[Part of a data file]

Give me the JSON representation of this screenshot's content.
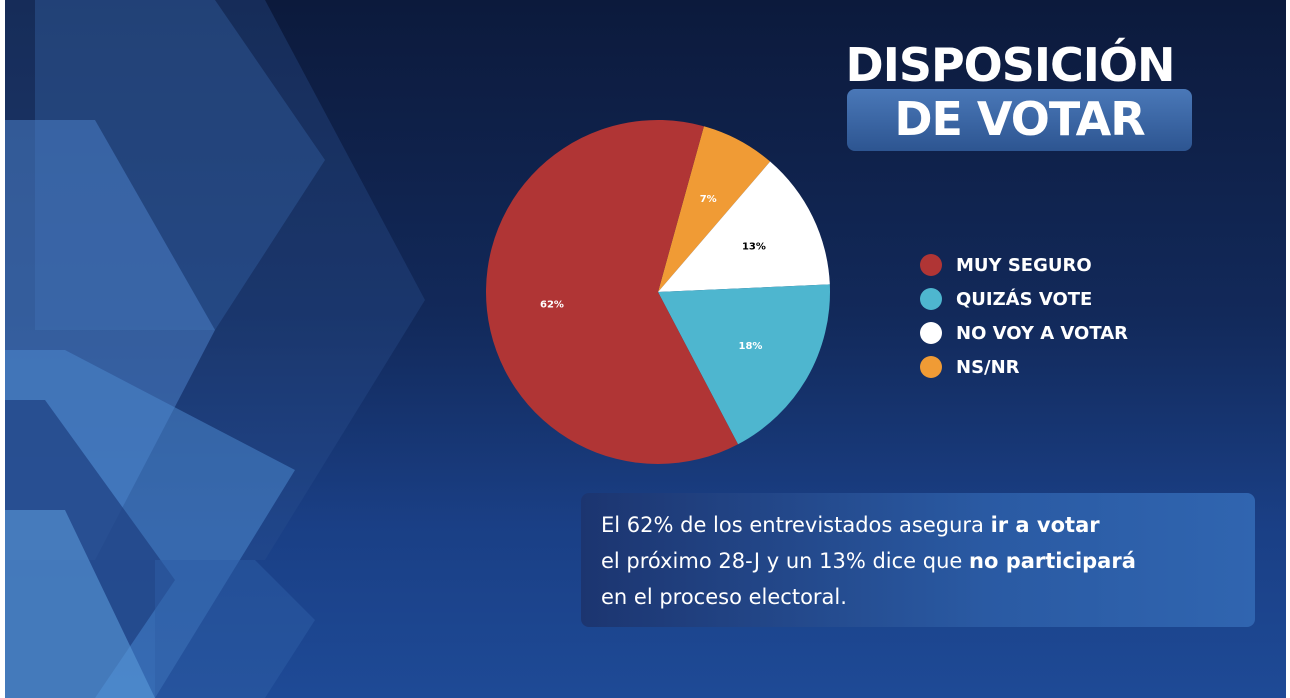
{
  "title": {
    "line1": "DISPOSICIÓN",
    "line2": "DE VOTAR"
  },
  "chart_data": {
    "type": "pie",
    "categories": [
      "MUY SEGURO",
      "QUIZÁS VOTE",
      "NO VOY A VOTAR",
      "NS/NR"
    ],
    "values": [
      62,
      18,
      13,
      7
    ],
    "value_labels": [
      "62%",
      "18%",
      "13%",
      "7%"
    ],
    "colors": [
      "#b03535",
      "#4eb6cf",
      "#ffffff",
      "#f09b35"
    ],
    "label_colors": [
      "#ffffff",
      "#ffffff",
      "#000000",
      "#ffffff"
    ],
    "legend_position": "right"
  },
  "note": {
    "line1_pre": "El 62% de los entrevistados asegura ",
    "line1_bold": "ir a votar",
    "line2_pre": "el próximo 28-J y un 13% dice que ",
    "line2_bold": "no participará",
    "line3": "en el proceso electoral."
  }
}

**Exercise details:** Restate the entire listing word for word, excluding pictures.

**Written reply:**
Give me the JSON representation of this screenshot's content.
{
  "title": {
    "line1": "DISPOSICIÓN",
    "line2": "DE VOTAR"
  },
  "chart_data": {
    "type": "pie",
    "categories": [
      "MUY SEGURO",
      "QUIZÁS VOTE",
      "NO VOY A VOTAR",
      "NS/NR"
    ],
    "values": [
      62,
      18,
      13,
      7
    ],
    "value_labels": [
      "62%",
      "18%",
      "13%",
      "7%"
    ],
    "colors": [
      "#b03535",
      "#4eb6cf",
      "#ffffff",
      "#f09b35"
    ],
    "label_colors": [
      "#ffffff",
      "#ffffff",
      "#000000",
      "#ffffff"
    ],
    "legend_position": "right"
  },
  "note": {
    "line1_pre": "El 62% de los entrevistados asegura ",
    "line1_bold": "ir a votar",
    "line2_pre": "el próximo 28-J y un 13% dice que ",
    "line2_bold": "no participará",
    "line3": "en el proceso electoral."
  }
}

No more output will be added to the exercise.